» Extracts from a graphics dataset
• • • • • • •

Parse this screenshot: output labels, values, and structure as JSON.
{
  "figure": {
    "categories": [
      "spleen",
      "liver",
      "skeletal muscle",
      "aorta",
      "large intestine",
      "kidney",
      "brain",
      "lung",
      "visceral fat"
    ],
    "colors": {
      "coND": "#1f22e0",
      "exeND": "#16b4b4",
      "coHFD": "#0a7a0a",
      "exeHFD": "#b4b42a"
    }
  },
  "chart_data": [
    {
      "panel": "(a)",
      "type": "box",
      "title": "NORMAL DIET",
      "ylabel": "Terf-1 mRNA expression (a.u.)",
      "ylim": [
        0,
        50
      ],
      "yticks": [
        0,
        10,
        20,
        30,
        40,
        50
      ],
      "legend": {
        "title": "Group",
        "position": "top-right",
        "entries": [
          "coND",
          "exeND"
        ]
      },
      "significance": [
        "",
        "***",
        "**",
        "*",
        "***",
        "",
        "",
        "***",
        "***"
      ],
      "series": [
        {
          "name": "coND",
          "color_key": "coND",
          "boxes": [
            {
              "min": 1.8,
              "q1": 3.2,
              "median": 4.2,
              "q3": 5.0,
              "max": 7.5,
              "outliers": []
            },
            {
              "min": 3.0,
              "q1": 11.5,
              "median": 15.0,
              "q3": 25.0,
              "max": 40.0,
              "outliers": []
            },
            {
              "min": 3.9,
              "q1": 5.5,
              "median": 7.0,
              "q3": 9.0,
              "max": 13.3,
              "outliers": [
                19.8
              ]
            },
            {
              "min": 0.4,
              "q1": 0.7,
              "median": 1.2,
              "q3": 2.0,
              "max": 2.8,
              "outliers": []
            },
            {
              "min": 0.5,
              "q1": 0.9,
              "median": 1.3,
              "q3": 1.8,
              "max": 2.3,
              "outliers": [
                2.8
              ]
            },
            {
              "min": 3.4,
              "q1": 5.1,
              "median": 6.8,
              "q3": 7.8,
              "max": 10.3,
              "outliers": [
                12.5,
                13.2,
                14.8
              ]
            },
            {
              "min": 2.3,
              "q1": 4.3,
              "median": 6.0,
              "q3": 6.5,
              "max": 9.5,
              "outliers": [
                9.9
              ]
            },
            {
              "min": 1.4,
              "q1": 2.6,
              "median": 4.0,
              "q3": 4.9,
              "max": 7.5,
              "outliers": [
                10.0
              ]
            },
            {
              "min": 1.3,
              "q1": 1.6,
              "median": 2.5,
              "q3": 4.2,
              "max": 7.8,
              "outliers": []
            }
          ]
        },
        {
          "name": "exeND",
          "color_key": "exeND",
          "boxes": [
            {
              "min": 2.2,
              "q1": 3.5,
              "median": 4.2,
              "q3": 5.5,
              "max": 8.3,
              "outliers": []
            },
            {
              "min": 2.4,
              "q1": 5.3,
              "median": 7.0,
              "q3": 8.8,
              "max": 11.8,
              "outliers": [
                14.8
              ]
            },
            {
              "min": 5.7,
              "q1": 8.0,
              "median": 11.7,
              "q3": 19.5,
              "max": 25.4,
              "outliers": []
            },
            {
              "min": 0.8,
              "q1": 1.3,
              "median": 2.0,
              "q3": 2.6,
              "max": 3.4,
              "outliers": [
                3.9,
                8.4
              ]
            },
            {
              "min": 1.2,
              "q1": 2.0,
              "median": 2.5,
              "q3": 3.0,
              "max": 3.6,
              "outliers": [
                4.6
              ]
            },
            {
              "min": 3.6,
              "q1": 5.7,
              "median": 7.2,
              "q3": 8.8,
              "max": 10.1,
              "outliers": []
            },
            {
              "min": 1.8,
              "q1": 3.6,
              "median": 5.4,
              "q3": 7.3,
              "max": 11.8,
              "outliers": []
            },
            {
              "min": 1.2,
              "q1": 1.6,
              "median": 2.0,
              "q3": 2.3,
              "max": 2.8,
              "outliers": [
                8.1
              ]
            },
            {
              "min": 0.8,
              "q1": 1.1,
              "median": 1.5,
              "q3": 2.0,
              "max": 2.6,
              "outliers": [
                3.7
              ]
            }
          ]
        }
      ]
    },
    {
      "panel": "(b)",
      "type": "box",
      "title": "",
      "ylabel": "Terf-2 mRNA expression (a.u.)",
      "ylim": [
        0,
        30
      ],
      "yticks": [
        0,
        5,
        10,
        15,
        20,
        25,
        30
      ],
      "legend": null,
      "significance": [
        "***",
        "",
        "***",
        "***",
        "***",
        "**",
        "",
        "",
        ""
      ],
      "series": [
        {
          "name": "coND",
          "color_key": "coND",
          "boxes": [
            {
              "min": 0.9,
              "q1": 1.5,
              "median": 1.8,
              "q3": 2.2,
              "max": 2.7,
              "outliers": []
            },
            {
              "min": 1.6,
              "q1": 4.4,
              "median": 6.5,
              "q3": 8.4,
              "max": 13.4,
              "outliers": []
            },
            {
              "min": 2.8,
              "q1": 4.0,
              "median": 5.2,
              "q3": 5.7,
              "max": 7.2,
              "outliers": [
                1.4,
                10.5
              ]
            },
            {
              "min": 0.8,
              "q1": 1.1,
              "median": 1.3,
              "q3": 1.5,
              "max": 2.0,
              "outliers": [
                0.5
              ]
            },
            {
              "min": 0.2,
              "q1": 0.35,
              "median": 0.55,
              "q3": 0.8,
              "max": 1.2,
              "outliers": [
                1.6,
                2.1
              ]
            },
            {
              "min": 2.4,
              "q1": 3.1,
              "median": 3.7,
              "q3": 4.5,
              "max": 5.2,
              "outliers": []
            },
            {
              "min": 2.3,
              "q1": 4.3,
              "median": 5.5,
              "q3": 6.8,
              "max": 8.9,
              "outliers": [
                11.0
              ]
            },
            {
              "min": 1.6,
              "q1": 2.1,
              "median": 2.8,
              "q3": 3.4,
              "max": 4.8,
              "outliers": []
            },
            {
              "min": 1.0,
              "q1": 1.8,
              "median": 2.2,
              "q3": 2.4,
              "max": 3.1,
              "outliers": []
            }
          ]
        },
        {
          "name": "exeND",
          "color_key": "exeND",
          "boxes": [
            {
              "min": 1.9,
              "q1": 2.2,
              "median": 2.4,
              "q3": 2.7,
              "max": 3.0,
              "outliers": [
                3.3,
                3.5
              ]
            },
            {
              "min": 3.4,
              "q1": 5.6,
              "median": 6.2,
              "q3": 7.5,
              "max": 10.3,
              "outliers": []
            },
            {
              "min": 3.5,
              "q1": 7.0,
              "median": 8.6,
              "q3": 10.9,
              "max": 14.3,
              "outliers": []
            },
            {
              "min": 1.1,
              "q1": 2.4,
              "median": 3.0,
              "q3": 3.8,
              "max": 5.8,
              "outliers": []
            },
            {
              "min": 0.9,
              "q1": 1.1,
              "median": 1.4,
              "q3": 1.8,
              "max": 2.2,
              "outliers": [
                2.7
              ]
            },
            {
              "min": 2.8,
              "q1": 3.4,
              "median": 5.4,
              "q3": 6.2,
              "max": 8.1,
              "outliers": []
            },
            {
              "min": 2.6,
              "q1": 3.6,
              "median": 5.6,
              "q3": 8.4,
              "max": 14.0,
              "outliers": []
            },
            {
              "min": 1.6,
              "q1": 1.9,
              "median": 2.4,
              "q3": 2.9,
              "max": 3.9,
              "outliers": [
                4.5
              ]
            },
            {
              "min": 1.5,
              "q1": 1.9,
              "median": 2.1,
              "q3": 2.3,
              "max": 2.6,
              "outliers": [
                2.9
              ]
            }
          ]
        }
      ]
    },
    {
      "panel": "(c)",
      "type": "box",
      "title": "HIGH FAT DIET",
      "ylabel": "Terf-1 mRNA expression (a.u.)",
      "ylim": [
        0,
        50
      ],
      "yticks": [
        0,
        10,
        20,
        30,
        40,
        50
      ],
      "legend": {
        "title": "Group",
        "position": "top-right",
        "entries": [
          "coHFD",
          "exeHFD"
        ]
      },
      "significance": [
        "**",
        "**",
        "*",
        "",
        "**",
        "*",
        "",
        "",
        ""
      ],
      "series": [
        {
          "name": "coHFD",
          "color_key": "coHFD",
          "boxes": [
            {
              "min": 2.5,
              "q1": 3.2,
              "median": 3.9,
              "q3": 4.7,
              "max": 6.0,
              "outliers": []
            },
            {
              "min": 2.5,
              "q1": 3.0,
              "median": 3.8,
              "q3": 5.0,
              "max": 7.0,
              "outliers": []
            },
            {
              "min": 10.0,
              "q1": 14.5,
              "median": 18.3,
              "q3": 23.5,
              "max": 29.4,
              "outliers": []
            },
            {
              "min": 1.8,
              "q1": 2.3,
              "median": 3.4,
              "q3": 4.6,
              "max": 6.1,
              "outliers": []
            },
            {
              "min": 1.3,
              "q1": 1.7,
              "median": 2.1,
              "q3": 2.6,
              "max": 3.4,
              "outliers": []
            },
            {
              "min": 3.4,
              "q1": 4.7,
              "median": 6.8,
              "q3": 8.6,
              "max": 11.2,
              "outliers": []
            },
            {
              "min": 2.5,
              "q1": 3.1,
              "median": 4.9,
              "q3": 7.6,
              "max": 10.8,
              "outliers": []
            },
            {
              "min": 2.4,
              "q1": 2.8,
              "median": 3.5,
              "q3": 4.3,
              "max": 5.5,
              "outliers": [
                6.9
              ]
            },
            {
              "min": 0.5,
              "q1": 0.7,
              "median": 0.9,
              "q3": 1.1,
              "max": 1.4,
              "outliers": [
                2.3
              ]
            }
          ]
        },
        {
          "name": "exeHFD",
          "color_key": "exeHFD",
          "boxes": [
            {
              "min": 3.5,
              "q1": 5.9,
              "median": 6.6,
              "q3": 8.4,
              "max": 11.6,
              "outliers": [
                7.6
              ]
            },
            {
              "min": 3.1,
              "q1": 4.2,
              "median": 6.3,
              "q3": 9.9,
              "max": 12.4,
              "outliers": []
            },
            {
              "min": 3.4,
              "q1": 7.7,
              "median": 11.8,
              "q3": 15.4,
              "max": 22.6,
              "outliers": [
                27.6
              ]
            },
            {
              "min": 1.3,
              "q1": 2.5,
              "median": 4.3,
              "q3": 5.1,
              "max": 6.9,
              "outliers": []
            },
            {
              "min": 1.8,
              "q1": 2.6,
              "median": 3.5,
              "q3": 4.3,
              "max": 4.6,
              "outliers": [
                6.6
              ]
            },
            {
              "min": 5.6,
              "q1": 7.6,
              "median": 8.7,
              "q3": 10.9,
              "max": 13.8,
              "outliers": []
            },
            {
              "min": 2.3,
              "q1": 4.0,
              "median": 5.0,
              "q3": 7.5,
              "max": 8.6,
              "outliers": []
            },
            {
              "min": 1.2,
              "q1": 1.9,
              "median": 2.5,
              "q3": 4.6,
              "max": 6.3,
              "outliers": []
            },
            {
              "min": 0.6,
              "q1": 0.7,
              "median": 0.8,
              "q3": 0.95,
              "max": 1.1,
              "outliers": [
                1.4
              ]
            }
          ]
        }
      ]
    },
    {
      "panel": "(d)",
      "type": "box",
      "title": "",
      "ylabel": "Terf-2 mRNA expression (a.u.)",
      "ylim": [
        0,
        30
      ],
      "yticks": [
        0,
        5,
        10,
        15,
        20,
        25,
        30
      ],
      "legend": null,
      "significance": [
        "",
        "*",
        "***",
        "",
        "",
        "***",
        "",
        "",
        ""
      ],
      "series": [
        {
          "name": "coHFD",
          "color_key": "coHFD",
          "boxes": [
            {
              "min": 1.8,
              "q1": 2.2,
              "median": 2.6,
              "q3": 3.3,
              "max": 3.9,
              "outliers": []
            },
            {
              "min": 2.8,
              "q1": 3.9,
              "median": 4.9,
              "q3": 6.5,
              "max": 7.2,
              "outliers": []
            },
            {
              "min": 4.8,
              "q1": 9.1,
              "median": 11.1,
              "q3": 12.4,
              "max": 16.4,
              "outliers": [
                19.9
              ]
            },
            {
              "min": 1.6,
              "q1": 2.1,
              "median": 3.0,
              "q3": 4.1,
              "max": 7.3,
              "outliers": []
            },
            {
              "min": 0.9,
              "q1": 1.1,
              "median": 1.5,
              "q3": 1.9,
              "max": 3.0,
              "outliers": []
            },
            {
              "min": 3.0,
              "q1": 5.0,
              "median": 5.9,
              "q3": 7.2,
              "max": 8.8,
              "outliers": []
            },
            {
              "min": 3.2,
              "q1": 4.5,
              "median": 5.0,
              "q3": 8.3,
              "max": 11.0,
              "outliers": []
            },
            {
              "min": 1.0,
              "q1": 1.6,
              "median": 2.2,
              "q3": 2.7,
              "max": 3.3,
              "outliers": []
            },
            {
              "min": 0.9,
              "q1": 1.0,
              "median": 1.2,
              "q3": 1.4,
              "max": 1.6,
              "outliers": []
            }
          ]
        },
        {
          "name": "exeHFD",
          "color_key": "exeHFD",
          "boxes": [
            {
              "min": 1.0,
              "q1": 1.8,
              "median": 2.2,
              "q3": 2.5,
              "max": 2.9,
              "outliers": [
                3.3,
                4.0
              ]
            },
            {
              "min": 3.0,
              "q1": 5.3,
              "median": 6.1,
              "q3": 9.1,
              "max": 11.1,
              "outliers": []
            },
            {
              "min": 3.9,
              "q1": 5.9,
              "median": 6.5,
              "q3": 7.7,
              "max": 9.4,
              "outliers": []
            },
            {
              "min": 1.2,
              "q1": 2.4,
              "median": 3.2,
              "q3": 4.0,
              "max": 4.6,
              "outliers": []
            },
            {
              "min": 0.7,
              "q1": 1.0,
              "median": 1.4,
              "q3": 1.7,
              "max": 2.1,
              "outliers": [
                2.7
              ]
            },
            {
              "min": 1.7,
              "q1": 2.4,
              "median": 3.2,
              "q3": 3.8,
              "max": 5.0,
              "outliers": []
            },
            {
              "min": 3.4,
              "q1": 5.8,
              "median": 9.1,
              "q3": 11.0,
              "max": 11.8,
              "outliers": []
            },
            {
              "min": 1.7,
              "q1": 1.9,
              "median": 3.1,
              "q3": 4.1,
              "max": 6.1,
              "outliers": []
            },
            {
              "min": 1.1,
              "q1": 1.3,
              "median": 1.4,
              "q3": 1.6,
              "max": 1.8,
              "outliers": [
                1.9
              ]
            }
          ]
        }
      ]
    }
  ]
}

• • • • • • •

» What this task involves
If the string "DIET" appears in a line of the entries, report the line.

» Output of the exercise
      "title": "NORMAL DIET",
      "title": "HIGH FAT DIET",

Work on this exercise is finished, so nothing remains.